Search the data below for the word "para" and copy each line that holds it.
BEGIN RECORD LIST
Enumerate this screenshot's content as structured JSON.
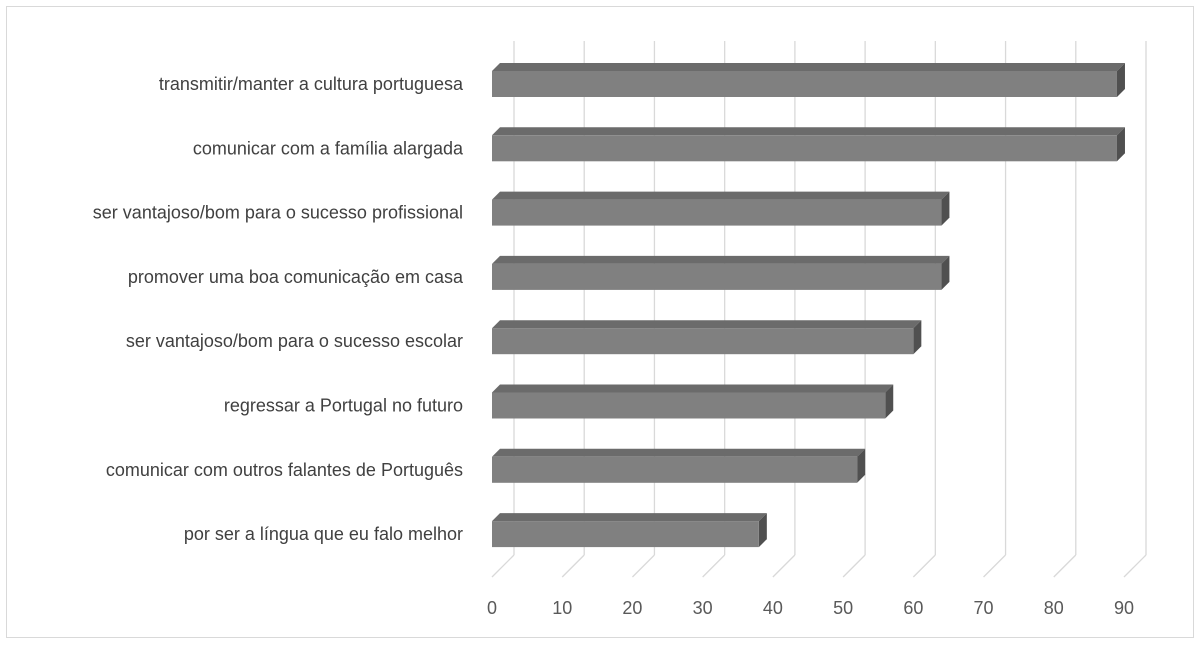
{
  "chart_data": {
    "type": "bar",
    "orientation": "horizontal",
    "style": "3d",
    "categories": [
      "transmitir/manter a cultura portuguesa",
      "comunicar com a família alargada",
      "ser vantajoso/bom para o sucesso profissional",
      "promover uma boa comunicação em casa",
      "ser vantajoso/bom para o sucesso escolar",
      "regressar a Portugal no futuro",
      "comunicar com outros falantes de Português",
      "por ser a língua que eu falo melhor"
    ],
    "values": [
      89,
      89,
      64,
      64,
      60,
      56,
      52,
      38
    ],
    "xlim": [
      0,
      90
    ],
    "xticks": [
      "0",
      "10",
      "20",
      "30",
      "40",
      "50",
      "60",
      "70",
      "80",
      "90"
    ],
    "grid": true,
    "legend": "none",
    "colors": {
      "bar_front": "#808080",
      "bar_top": "#6b6b6b",
      "bar_side": "#505050",
      "grid": "#d9d9d9",
      "text": "#404040"
    }
  }
}
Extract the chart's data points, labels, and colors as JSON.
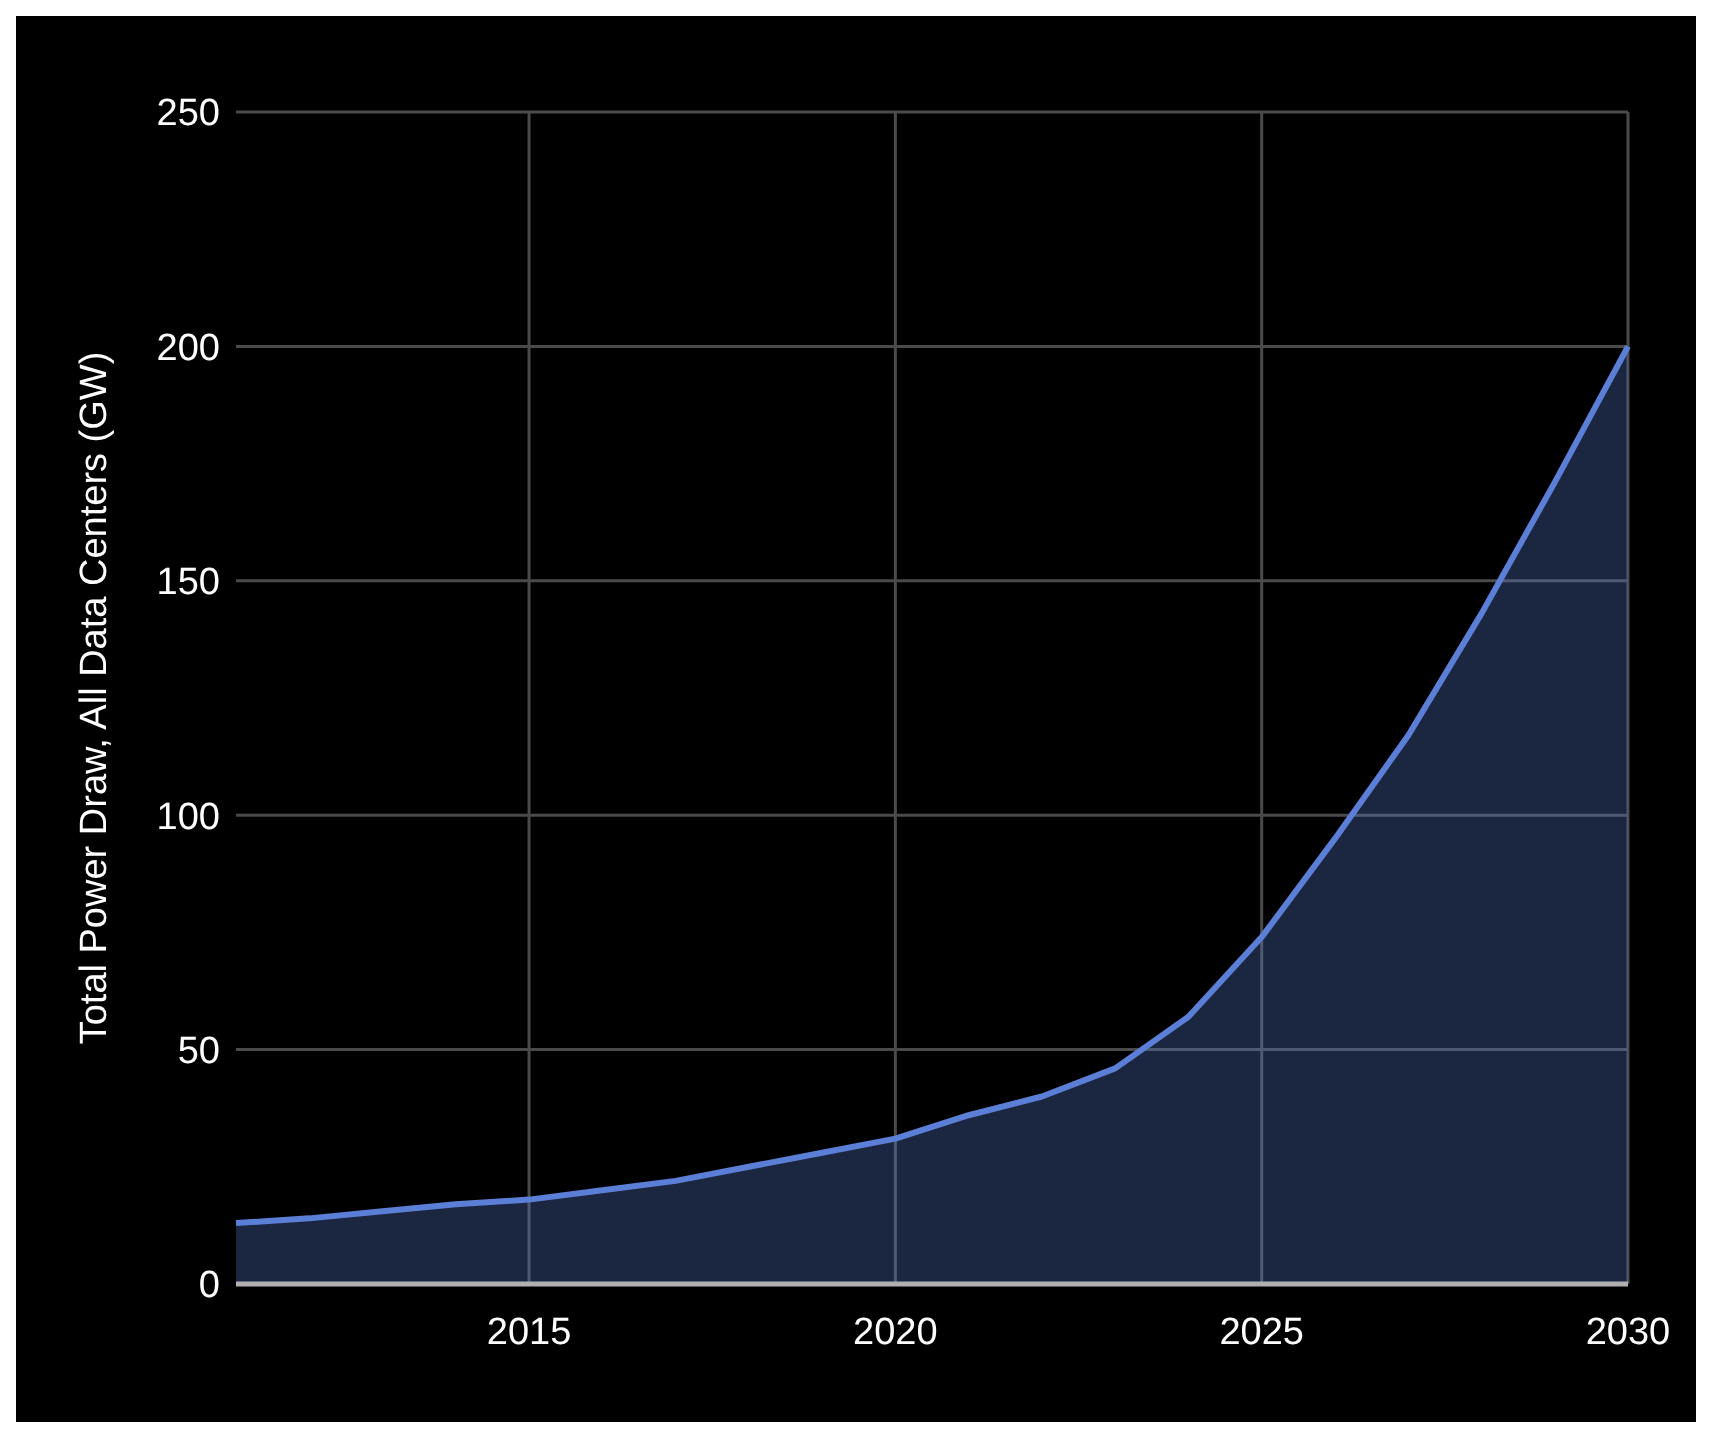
{
  "chart_data": {
    "type": "area",
    "ylabel": "Total Power Draw, All Data Centers (GW)",
    "x": [
      2011,
      2012,
      2013,
      2014,
      2015,
      2016,
      2017,
      2018,
      2019,
      2020,
      2021,
      2022,
      2023,
      2024,
      2025,
      2026,
      2027,
      2028,
      2029,
      2030
    ],
    "series": [
      {
        "color": "#5b7fd6",
        "values": [
          13,
          14,
          15.5,
          17,
          18,
          20,
          22,
          25,
          28,
          31,
          36,
          40,
          46,
          57,
          74,
          95,
          117,
          143,
          171,
          200
        ]
      }
    ],
    "xlim": [
      2011,
      2030
    ],
    "xticks": [
      2015,
      2020,
      2025,
      2030
    ],
    "ylim": [
      0,
      250
    ],
    "yticks": [
      0,
      50,
      100,
      150,
      200,
      250
    ],
    "grid": true
  }
}
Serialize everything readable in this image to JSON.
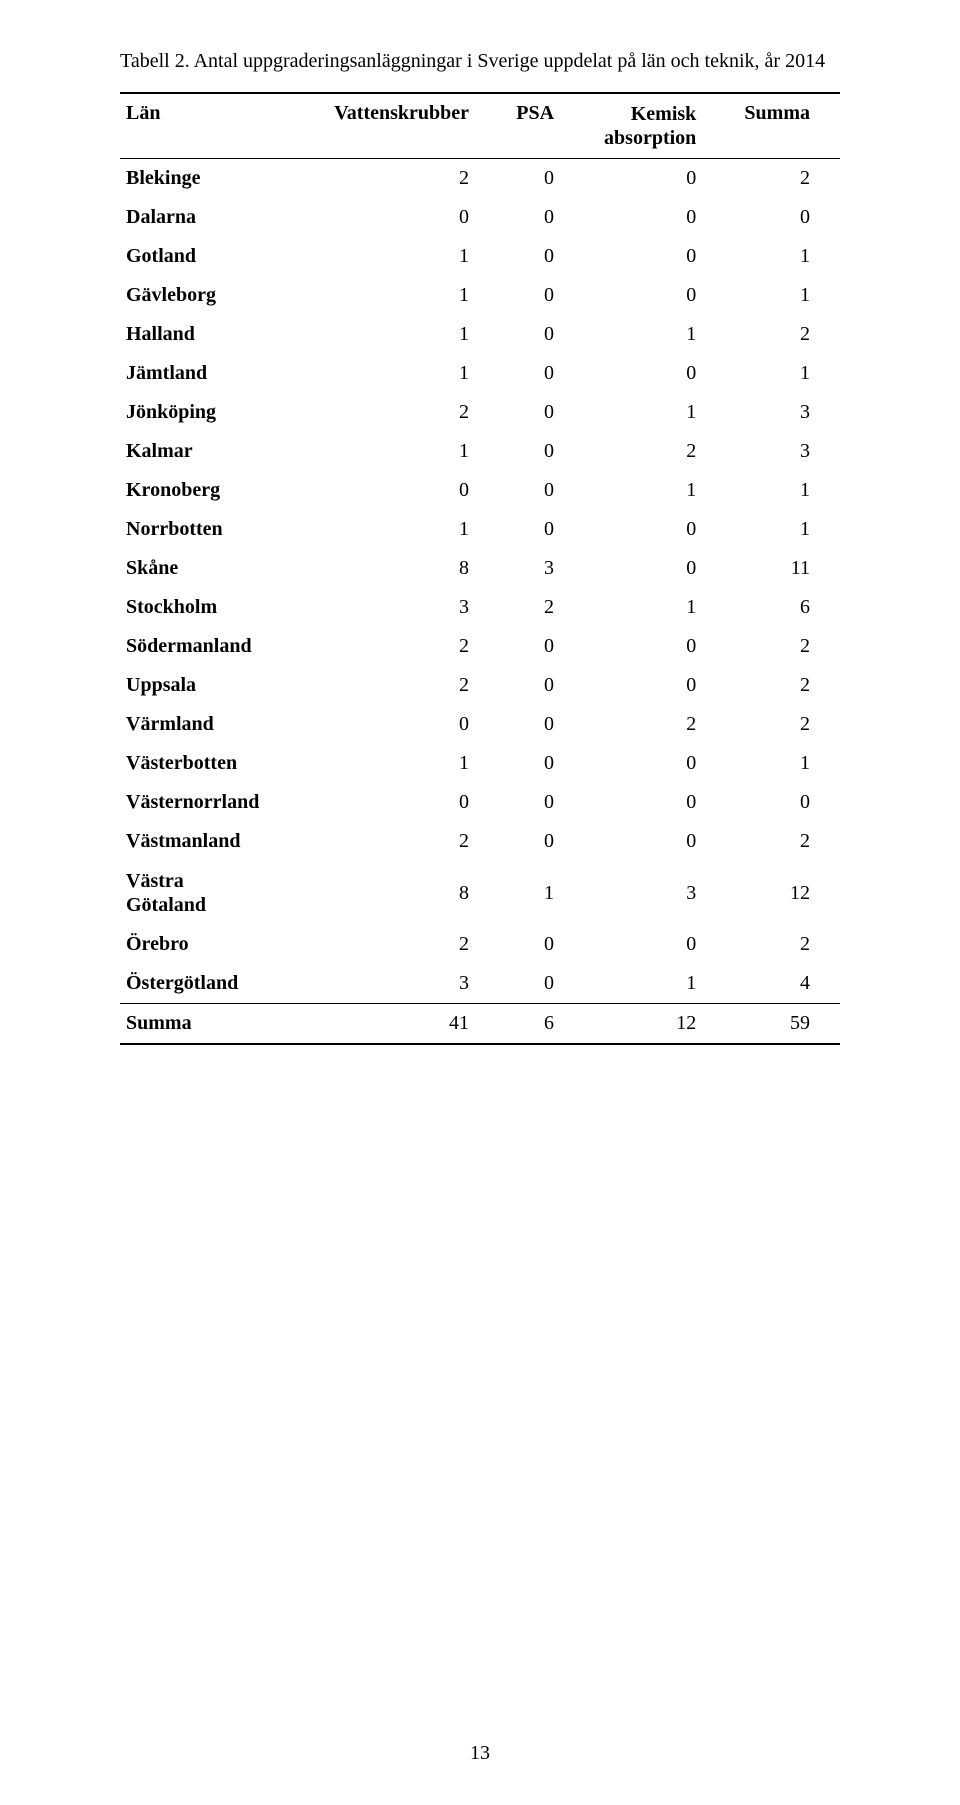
{
  "caption": "Tabell 2. Antal uppgraderingsanläggningar i Sverige uppdelat på län och teknik, år 2014",
  "columns": {
    "lan": "Län",
    "vattenskrubber": "Vattenskrubber",
    "psa": "PSA",
    "kemisk_line1": "Kemisk",
    "kemisk_line2": "absorption",
    "summa": "Summa"
  },
  "rows": [
    {
      "lan": "Blekinge",
      "v": "2",
      "p": "0",
      "k": "0",
      "s": "2"
    },
    {
      "lan": "Dalarna",
      "v": "0",
      "p": "0",
      "k": "0",
      "s": "0"
    },
    {
      "lan": "Gotland",
      "v": "1",
      "p": "0",
      "k": "0",
      "s": "1"
    },
    {
      "lan": "Gävleborg",
      "v": "1",
      "p": "0",
      "k": "0",
      "s": "1"
    },
    {
      "lan": "Halland",
      "v": "1",
      "p": "0",
      "k": "1",
      "s": "2"
    },
    {
      "lan": "Jämtland",
      "v": "1",
      "p": "0",
      "k": "0",
      "s": "1"
    },
    {
      "lan": "Jönköping",
      "v": "2",
      "p": "0",
      "k": "1",
      "s": "3"
    },
    {
      "lan": "Kalmar",
      "v": "1",
      "p": "0",
      "k": "2",
      "s": "3"
    },
    {
      "lan": "Kronoberg",
      "v": "0",
      "p": "0",
      "k": "1",
      "s": "1"
    },
    {
      "lan": "Norrbotten",
      "v": "1",
      "p": "0",
      "k": "0",
      "s": "1"
    },
    {
      "lan": "Skåne",
      "v": "8",
      "p": "3",
      "k": "0",
      "s": "11"
    },
    {
      "lan": "Stockholm",
      "v": "3",
      "p": "2",
      "k": "1",
      "s": "6"
    },
    {
      "lan": "Södermanland",
      "v": "2",
      "p": "0",
      "k": "0",
      "s": "2"
    },
    {
      "lan": "Uppsala",
      "v": "2",
      "p": "0",
      "k": "0",
      "s": "2"
    },
    {
      "lan": "Värmland",
      "v": "0",
      "p": "0",
      "k": "2",
      "s": "2"
    },
    {
      "lan": "Västerbotten",
      "v": "1",
      "p": "0",
      "k": "0",
      "s": "1"
    },
    {
      "lan": "Västernorrland",
      "v": "0",
      "p": "0",
      "k": "0",
      "s": "0"
    },
    {
      "lan": "Västmanland",
      "v": "2",
      "p": "0",
      "k": "0",
      "s": "2"
    },
    {
      "lan_multiline": [
        "Västra",
        "Götaland"
      ],
      "v": "8",
      "p": "1",
      "k": "3",
      "s": "12"
    },
    {
      "lan": "Örebro",
      "v": "2",
      "p": "0",
      "k": "0",
      "s": "2"
    },
    {
      "lan": "Östergötland",
      "v": "3",
      "p": "0",
      "k": "1",
      "s": "4"
    }
  ],
  "total": {
    "lan": "Summa",
    "v": "41",
    "p": "6",
    "k": "12",
    "s": "59"
  },
  "page_number": "13"
}
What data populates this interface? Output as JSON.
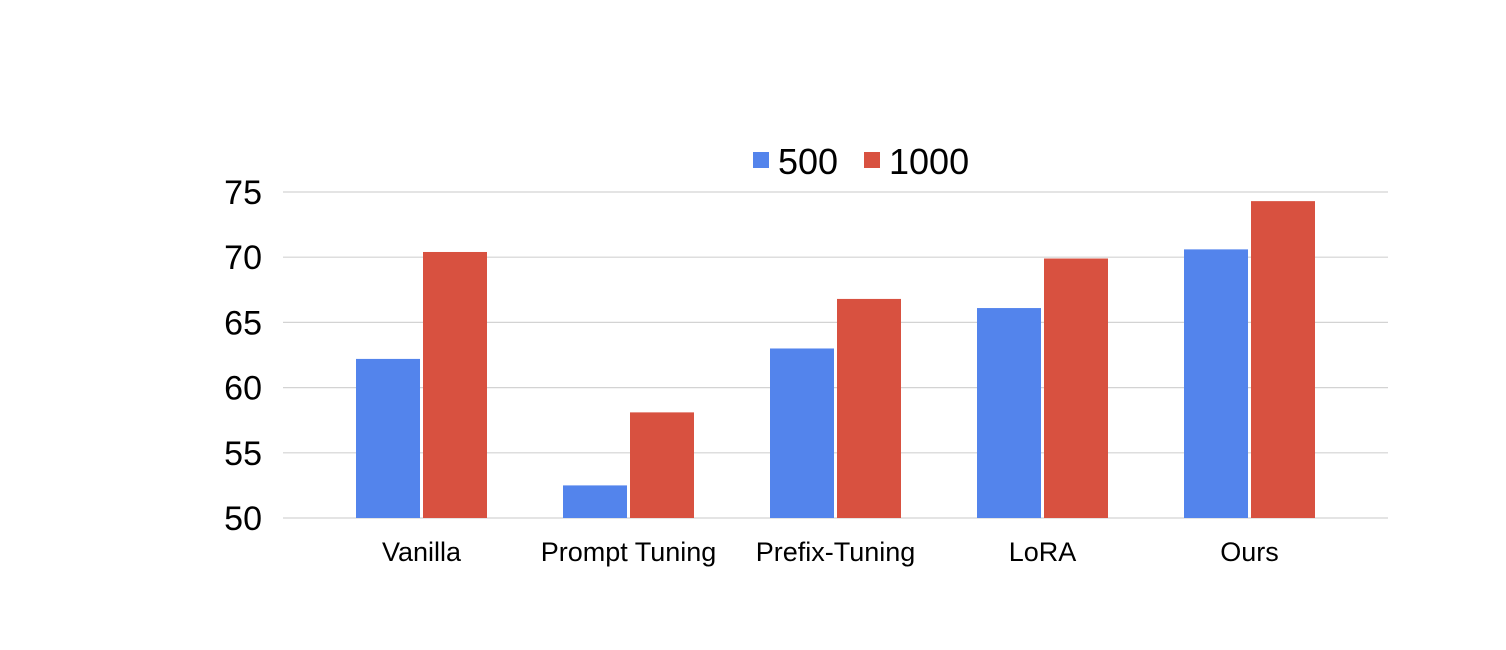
{
  "chart_data": {
    "type": "bar",
    "categories": [
      "Vanilla",
      "Prompt Tuning",
      "Prefix-Tuning",
      "LoRA",
      "Ours"
    ],
    "series": [
      {
        "name": "500",
        "values": [
          62.2,
          52.5,
          63.0,
          66.1,
          70.6
        ],
        "color": "#5384ec"
      },
      {
        "name": "1000",
        "values": [
          70.4,
          58.1,
          66.8,
          69.9,
          74.3
        ],
        "color": "#d85140"
      }
    ],
    "yticks": [
      50,
      55,
      60,
      65,
      70,
      75
    ],
    "ylim": [
      50,
      75
    ],
    "grid": true,
    "legend_position": "top-center"
  }
}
END RECORD LIST
▸ FULL SOLUTION:
      "ser vantajoso/bom para o sucesso profissional",
      "ser vantajoso/bom para o sucesso escolar",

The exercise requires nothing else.